Problem to work on ->
Omit the pictures from the entries below and retype everything else exactly.

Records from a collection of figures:
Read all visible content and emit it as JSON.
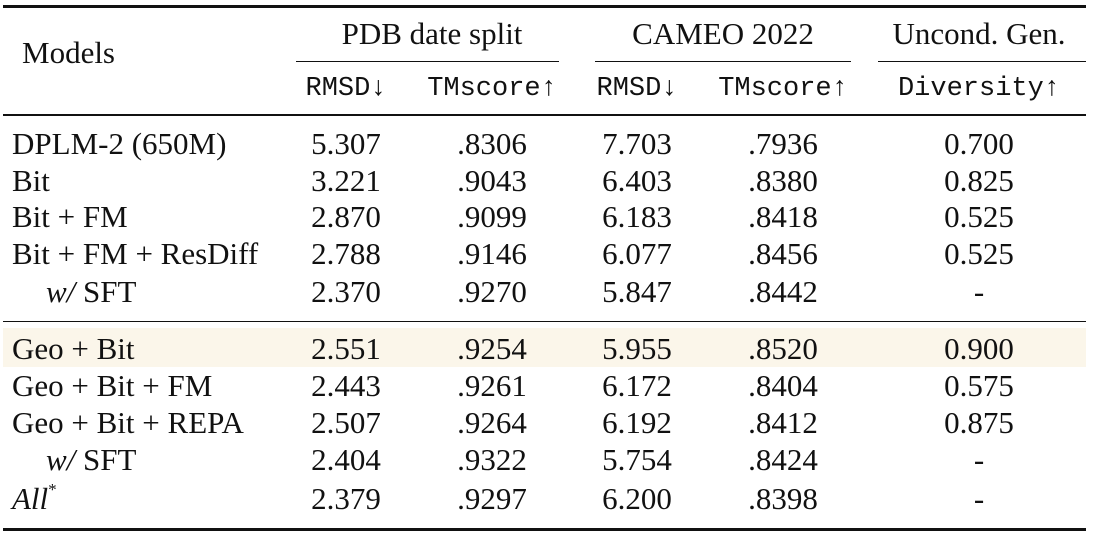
{
  "table": {
    "models_header": "Models",
    "groups": [
      {
        "label": "PDB date split"
      },
      {
        "label": "CAMEO 2022"
      },
      {
        "label": "Uncond. Gen."
      }
    ],
    "metrics": [
      "RMSD↓",
      "TMscore↑",
      "RMSD↓",
      "TMscore↑",
      "Diversity↑"
    ],
    "rows_top": [
      {
        "model": "DPLM-2 (650M)",
        "values": [
          "5.307",
          ".8306",
          "7.703",
          ".7936",
          "0.700"
        ]
      },
      {
        "model": "Bit",
        "values": [
          "3.221",
          ".9043",
          "6.403",
          ".8380",
          "0.825"
        ]
      },
      {
        "model": "Bit + FM",
        "values": [
          "2.870",
          ".9099",
          "6.183",
          ".8418",
          "0.525"
        ]
      },
      {
        "model": "Bit + FM + ResDiff",
        "values": [
          "2.788",
          ".9146",
          "6.077",
          ".8456",
          "0.525"
        ]
      },
      {
        "model_italic": "w/",
        "model_rest": " SFT",
        "values": [
          "2.370",
          ".9270",
          "5.847",
          ".8442",
          "-"
        ]
      }
    ],
    "rows_bottom": [
      {
        "model": "Geo + Bit",
        "values": [
          "2.551",
          ".9254",
          "5.955",
          ".8520",
          "0.900"
        ]
      },
      {
        "model": "Geo + Bit + FM",
        "values": [
          "2.443",
          ".9261",
          "6.172",
          ".8404",
          "0.575"
        ]
      },
      {
        "model": "Geo + Bit + REPA",
        "values": [
          "2.507",
          ".9264",
          "6.192",
          ".8412",
          "0.875"
        ]
      },
      {
        "model_italic": "w/",
        "model_rest": " SFT",
        "values": [
          "2.404",
          ".9322",
          "5.754",
          ".8424",
          "-"
        ]
      },
      {
        "model_italic": "All",
        "model_sup": "*",
        "values": [
          "2.379",
          ".9297",
          "6.200",
          ".8398",
          "-"
        ]
      }
    ],
    "highlight_color": "#fbf6ea"
  }
}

Answer to this exercise ->
Read all visible content and emit it as JSON.
{
  "table": {
    "models_header": "Models",
    "groups": [
      {
        "label": "PDB date split"
      },
      {
        "label": "CAMEO 2022"
      },
      {
        "label": "Uncond. Gen."
      }
    ],
    "metrics": [
      "RMSD↓",
      "TMscore↑",
      "RMSD↓",
      "TMscore↑",
      "Diversity↑"
    ],
    "rows_top": [
      {
        "model": "DPLM-2 (650M)",
        "values": [
          "5.307",
          ".8306",
          "7.703",
          ".7936",
          "0.700"
        ]
      },
      {
        "model": "Bit",
        "values": [
          "3.221",
          ".9043",
          "6.403",
          ".8380",
          "0.825"
        ]
      },
      {
        "model": "Bit + FM",
        "values": [
          "2.870",
          ".9099",
          "6.183",
          ".8418",
          "0.525"
        ]
      },
      {
        "model": "Bit + FM + ResDiff",
        "values": [
          "2.788",
          ".9146",
          "6.077",
          ".8456",
          "0.525"
        ]
      },
      {
        "model_italic": "w/",
        "model_rest": " SFT",
        "values": [
          "2.370",
          ".9270",
          "5.847",
          ".8442",
          "-"
        ]
      }
    ],
    "rows_bottom": [
      {
        "model": "Geo + Bit",
        "values": [
          "2.551",
          ".9254",
          "5.955",
          ".8520",
          "0.900"
        ]
      },
      {
        "model": "Geo + Bit + FM",
        "values": [
          "2.443",
          ".9261",
          "6.172",
          ".8404",
          "0.575"
        ]
      },
      {
        "model": "Geo + Bit + REPA",
        "values": [
          "2.507",
          ".9264",
          "6.192",
          ".8412",
          "0.875"
        ]
      },
      {
        "model_italic": "w/",
        "model_rest": " SFT",
        "values": [
          "2.404",
          ".9322",
          "5.754",
          ".8424",
          "-"
        ]
      },
      {
        "model_italic": "All",
        "model_sup": "*",
        "values": [
          "2.379",
          ".9297",
          "6.200",
          ".8398",
          "-"
        ]
      }
    ],
    "highlight_color": "#fbf6ea"
  }
}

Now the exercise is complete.